## Start MATERIALS PROVIDED

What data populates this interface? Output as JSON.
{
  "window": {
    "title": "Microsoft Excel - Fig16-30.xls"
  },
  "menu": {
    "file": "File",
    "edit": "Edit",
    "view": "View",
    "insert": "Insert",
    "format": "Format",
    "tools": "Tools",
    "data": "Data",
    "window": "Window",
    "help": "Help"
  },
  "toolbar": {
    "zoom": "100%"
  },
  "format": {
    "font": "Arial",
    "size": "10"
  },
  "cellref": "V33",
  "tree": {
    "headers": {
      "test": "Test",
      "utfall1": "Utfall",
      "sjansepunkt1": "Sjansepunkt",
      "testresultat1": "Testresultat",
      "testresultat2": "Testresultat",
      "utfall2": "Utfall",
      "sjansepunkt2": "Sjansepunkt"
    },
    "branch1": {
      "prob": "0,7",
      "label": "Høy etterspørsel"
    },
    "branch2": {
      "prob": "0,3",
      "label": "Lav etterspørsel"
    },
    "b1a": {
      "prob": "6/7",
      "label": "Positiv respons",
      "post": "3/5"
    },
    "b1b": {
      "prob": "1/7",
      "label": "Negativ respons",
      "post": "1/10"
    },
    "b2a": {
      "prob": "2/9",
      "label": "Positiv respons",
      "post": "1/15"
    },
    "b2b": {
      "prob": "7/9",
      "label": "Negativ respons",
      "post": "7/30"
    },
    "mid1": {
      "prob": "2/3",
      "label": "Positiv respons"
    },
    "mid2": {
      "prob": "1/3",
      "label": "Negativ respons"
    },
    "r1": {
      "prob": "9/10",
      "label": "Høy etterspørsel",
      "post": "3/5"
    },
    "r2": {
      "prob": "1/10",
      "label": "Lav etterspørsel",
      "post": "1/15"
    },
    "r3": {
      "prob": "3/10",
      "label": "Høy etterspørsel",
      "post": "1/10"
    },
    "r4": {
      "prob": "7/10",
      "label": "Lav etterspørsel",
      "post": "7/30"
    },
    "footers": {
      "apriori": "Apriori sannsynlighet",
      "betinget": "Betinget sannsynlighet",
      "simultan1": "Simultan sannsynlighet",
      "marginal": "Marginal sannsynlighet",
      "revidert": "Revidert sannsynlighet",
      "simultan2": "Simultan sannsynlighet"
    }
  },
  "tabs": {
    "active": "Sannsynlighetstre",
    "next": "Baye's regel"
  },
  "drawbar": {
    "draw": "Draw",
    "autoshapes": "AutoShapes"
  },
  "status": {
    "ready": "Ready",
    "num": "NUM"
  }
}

## End MATERIALS PROVIDED

REQUEST: Extract all of the data above and output it character for character.

ANSWER:
What data populates this interface? Output as JSON.
{
  "window": {
    "title": "Microsoft Excel - Fig16-30.xls"
  },
  "menu": {
    "file": "File",
    "edit": "Edit",
    "view": "View",
    "insert": "Insert",
    "format": "Format",
    "tools": "Tools",
    "data": "Data",
    "window": "Window",
    "help": "Help"
  },
  "toolbar": {
    "zoom": "100%"
  },
  "format": {
    "font": "Arial",
    "size": "10"
  },
  "cellref": "V33",
  "tree": {
    "headers": {
      "test": "Test",
      "utfall1": "Utfall",
      "sjansepunkt1": "Sjansepunkt",
      "testresultat1": "Testresultat",
      "testresultat2": "Testresultat",
      "utfall2": "Utfall",
      "sjansepunkt2": "Sjansepunkt"
    },
    "branch1": {
      "prob": "0,7",
      "label": "Høy etterspørsel"
    },
    "branch2": {
      "prob": "0,3",
      "label": "Lav etterspørsel"
    },
    "b1a": {
      "prob": "6/7",
      "label": "Positiv respons",
      "post": "3/5"
    },
    "b1b": {
      "prob": "1/7",
      "label": "Negativ respons",
      "post": "1/10"
    },
    "b2a": {
      "prob": "2/9",
      "label": "Positiv respons",
      "post": "1/15"
    },
    "b2b": {
      "prob": "7/9",
      "label": "Negativ respons",
      "post": "7/30"
    },
    "mid1": {
      "prob": "2/3",
      "label": "Positiv respons"
    },
    "mid2": {
      "prob": "1/3",
      "label": "Negativ respons"
    },
    "r1": {
      "prob": "9/10",
      "label": "Høy etterspørsel",
      "post": "3/5"
    },
    "r2": {
      "prob": "1/10",
      "label": "Lav etterspørsel",
      "post": "1/15"
    },
    "r3": {
      "prob": "3/10",
      "label": "Høy etterspørsel",
      "post": "1/10"
    },
    "r4": {
      "prob": "7/10",
      "label": "Lav etterspørsel",
      "post": "7/30"
    },
    "footers": {
      "apriori": "Apriori sannsynlighet",
      "betinget": "Betinget sannsynlighet",
      "simultan1": "Simultan sannsynlighet",
      "marginal": "Marginal sannsynlighet",
      "revidert": "Revidert sannsynlighet",
      "simultan2": "Simultan sannsynlighet"
    }
  },
  "tabs": {
    "active": "Sannsynlighetstre",
    "next": "Baye's regel"
  },
  "drawbar": {
    "draw": "Draw",
    "autoshapes": "AutoShapes"
  },
  "status": {
    "ready": "Ready",
    "num": "NUM"
  }
}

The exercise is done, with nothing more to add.